THE TASK: Report, as a bare number, how many lines hold "HANDGUNS".

— Start GIVEN DATA —

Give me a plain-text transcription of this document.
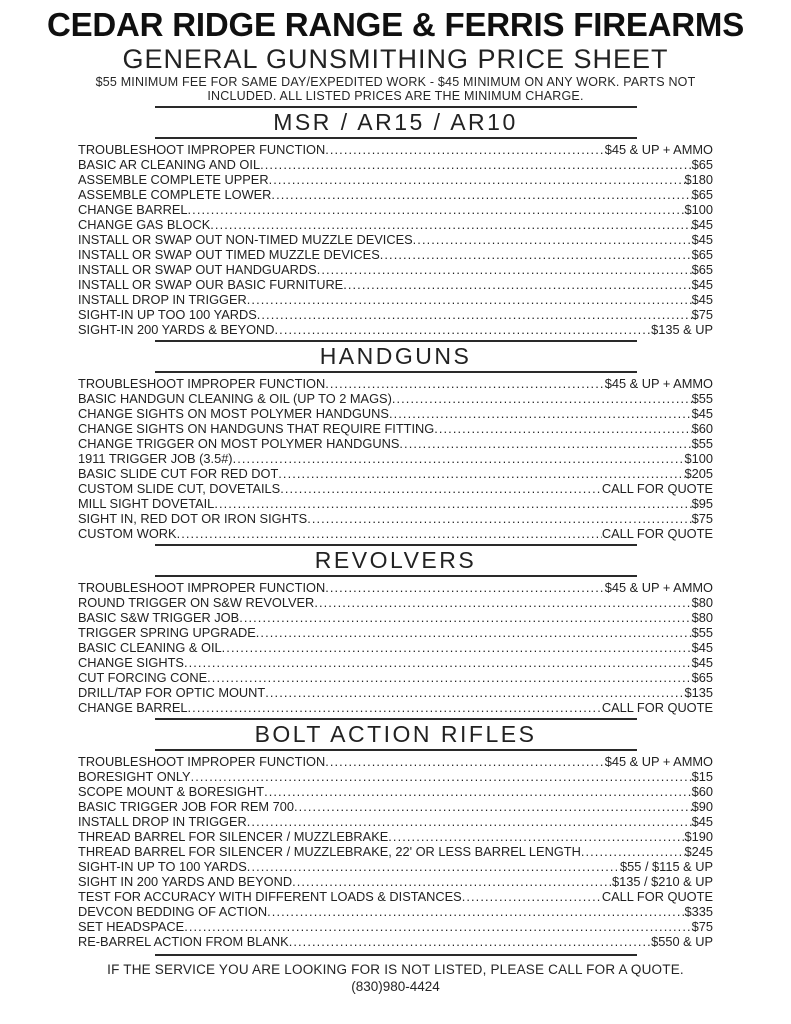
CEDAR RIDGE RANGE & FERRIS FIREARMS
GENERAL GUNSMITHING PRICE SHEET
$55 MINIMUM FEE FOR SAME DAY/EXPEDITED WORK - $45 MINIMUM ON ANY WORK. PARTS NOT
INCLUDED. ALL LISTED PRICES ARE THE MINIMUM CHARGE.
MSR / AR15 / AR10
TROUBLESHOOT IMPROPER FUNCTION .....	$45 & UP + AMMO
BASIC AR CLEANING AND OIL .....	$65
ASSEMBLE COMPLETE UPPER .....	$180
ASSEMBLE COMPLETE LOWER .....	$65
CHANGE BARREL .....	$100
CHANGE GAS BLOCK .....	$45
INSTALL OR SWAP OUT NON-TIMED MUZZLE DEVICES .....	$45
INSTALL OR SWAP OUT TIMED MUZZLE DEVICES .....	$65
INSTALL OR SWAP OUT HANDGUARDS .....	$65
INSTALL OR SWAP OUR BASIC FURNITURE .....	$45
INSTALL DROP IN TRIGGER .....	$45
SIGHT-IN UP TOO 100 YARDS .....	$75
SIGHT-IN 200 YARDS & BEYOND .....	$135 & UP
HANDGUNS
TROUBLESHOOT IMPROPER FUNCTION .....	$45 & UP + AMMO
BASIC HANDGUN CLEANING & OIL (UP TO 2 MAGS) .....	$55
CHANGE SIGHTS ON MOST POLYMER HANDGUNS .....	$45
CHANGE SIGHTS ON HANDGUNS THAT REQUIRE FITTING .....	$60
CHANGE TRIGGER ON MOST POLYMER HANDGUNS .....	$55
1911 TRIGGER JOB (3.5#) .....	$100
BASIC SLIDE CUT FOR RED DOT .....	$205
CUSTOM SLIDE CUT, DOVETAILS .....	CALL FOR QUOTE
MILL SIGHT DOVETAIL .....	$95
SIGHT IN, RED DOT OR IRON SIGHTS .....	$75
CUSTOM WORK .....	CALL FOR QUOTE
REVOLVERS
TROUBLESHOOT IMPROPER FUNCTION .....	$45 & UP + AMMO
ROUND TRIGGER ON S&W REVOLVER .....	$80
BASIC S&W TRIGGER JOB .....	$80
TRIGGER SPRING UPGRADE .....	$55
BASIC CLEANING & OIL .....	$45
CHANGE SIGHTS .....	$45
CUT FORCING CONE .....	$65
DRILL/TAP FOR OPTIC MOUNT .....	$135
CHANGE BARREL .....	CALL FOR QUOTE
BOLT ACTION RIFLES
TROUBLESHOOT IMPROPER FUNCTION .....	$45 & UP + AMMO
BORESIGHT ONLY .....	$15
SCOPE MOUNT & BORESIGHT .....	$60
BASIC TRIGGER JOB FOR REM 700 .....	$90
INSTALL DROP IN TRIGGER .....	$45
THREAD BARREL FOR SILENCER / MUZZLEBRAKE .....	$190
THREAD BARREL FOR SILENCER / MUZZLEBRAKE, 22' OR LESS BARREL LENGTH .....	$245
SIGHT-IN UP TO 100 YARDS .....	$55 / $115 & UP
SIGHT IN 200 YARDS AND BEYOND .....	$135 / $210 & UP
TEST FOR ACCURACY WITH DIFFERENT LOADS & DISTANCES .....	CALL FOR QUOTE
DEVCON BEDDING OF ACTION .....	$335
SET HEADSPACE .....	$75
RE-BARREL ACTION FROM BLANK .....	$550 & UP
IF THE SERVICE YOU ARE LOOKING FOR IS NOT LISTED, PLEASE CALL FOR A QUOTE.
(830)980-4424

— End GIVEN DATA —

PROBLEM SOLUTION: 4